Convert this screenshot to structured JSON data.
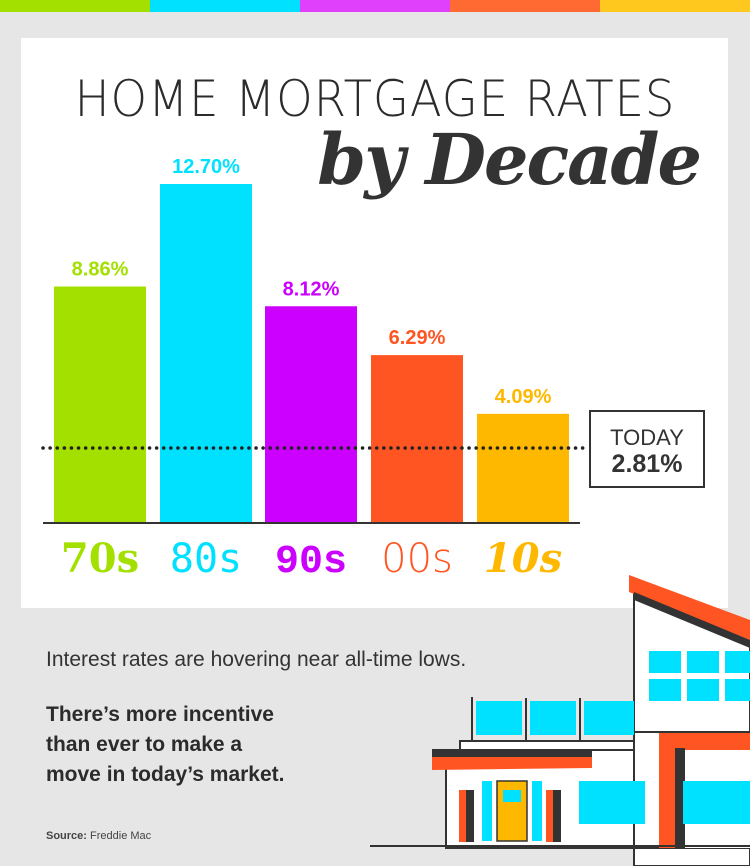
{
  "colors": {
    "70s": "#a3e000",
    "80s": "#00e1ff",
    "90s": "#cc00ff",
    "00s": "#ff5522",
    "10s": "#ffb800",
    "dark": "#333333"
  },
  "title": "HOME MORTGAGE RATES",
  "subtitle": "by Decade",
  "chart_data": {
    "type": "bar",
    "categories": [
      "70s",
      "80s",
      "90s",
      "00s",
      "10s"
    ],
    "values": [
      8.86,
      12.7,
      8.12,
      6.29,
      4.09
    ],
    "value_labels": [
      "8.86%",
      "12.70%",
      "8.12%",
      "6.29%",
      "4.09%"
    ],
    "reference_line": {
      "label": "TODAY",
      "value": 2.81,
      "value_label": "2.81%",
      "style": "dotted"
    },
    "ylim": [
      0,
      12.7
    ],
    "grid": false
  },
  "text": {
    "line1": "Interest rates are hovering near all-time lows.",
    "line2a": "There’s more incentive",
    "line2b": "than ever to make a",
    "line2c": "move in today’s market.",
    "source_label": "Source:",
    "source": "Freddie Mac"
  },
  "icons": [
    "house-illustration"
  ]
}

============================================================

### Direction
Repeat each entry precisely as it appears. Leave the pictures out.

### Answer to the exercise
Convert this screenshot to structured JSON data.
{
  "colors": {
    "70s": "#a3e000",
    "80s": "#00e1ff",
    "90s": "#cc00ff",
    "00s": "#ff5522",
    "10s": "#ffb800",
    "dark": "#333333"
  },
  "title": "HOME MORTGAGE RATES",
  "subtitle": "by Decade",
  "chart_data": {
    "type": "bar",
    "categories": [
      "70s",
      "80s",
      "90s",
      "00s",
      "10s"
    ],
    "values": [
      8.86,
      12.7,
      8.12,
      6.29,
      4.09
    ],
    "value_labels": [
      "8.86%",
      "12.70%",
      "8.12%",
      "6.29%",
      "4.09%"
    ],
    "reference_line": {
      "label": "TODAY",
      "value": 2.81,
      "value_label": "2.81%",
      "style": "dotted"
    },
    "ylim": [
      0,
      12.7
    ],
    "grid": false
  },
  "text": {
    "line1": "Interest rates are hovering near all-time lows.",
    "line2a": "There’s more incentive",
    "line2b": "than ever to make a",
    "line2c": "move in today’s market.",
    "source_label": "Source:",
    "source": "Freddie Mac"
  },
  "icons": [
    "house-illustration"
  ]
}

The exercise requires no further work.